→ **Requirements**
Sift the material for lines containing "освещенности", and return them.

→ **Records supplied**
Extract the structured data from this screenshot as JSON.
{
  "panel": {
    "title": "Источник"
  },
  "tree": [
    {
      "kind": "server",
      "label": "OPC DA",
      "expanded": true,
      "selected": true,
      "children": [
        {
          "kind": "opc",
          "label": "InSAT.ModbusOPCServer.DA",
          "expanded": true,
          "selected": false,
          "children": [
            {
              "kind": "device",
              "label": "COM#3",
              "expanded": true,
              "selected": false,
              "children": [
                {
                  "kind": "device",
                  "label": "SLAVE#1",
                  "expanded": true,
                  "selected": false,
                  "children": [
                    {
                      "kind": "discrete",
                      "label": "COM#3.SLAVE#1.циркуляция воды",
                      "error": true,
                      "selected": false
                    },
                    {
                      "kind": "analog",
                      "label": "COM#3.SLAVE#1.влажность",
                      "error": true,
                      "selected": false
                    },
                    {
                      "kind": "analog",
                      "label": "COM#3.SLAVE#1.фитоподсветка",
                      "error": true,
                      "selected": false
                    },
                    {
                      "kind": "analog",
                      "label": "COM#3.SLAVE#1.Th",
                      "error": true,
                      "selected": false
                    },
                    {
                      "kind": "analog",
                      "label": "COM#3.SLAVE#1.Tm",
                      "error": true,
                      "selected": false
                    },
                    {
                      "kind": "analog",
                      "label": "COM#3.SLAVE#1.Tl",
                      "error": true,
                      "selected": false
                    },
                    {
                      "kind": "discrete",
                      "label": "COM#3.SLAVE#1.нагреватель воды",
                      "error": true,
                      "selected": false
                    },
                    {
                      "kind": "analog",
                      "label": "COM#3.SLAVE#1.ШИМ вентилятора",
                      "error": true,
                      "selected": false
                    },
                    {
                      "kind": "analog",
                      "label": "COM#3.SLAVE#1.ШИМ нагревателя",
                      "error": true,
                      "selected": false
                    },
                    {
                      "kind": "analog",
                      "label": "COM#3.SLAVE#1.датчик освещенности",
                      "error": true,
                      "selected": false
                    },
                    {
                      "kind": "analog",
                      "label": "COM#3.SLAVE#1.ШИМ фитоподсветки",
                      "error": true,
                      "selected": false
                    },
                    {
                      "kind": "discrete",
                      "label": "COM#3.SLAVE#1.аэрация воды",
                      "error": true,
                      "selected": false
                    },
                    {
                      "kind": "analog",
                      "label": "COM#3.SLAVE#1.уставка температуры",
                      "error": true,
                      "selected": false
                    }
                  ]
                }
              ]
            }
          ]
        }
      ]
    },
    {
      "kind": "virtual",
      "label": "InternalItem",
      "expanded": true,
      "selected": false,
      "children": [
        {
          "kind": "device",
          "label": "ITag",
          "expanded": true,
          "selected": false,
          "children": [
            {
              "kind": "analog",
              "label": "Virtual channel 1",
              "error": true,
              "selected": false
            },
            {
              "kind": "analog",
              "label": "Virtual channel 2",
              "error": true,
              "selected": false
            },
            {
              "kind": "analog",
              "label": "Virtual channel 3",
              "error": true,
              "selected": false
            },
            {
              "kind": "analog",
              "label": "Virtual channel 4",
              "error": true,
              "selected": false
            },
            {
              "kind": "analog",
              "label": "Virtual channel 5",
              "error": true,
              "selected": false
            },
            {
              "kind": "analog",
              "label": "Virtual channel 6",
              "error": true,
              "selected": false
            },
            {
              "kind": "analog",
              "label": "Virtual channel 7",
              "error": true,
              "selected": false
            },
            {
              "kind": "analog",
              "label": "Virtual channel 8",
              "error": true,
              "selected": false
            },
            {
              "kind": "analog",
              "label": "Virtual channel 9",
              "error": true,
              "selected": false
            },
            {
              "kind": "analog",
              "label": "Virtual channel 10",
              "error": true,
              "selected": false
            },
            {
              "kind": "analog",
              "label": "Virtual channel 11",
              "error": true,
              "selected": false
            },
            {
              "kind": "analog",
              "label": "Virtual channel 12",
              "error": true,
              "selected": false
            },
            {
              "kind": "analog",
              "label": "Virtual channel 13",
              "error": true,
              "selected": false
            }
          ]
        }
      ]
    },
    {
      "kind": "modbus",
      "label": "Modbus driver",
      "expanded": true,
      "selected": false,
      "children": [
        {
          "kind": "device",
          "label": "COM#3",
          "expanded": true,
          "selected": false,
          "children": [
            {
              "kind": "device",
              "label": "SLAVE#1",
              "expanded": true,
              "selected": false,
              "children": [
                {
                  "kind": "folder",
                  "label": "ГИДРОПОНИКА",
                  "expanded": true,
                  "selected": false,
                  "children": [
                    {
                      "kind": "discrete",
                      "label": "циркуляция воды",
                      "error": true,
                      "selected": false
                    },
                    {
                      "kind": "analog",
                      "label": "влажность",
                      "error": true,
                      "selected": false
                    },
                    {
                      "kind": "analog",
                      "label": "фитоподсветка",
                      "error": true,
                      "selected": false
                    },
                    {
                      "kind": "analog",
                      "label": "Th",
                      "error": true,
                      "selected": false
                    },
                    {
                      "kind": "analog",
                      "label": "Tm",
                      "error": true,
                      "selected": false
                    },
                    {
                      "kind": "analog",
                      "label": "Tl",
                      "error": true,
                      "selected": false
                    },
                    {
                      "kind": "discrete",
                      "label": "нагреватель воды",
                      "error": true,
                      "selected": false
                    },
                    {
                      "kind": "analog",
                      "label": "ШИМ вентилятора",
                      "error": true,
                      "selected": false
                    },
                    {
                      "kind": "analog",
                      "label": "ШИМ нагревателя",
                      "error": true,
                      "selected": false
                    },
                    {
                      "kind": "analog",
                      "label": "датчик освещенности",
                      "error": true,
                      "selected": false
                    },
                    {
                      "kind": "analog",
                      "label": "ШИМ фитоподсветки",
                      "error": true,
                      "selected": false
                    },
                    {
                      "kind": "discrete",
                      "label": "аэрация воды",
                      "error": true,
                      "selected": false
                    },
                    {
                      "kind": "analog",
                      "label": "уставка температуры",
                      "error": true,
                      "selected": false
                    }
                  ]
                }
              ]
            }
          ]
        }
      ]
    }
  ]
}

→ **Exercise solution**
                      "label": "COM#3.SLAVE#1.датчик освещенности",
                      "label": "датчик освещенности",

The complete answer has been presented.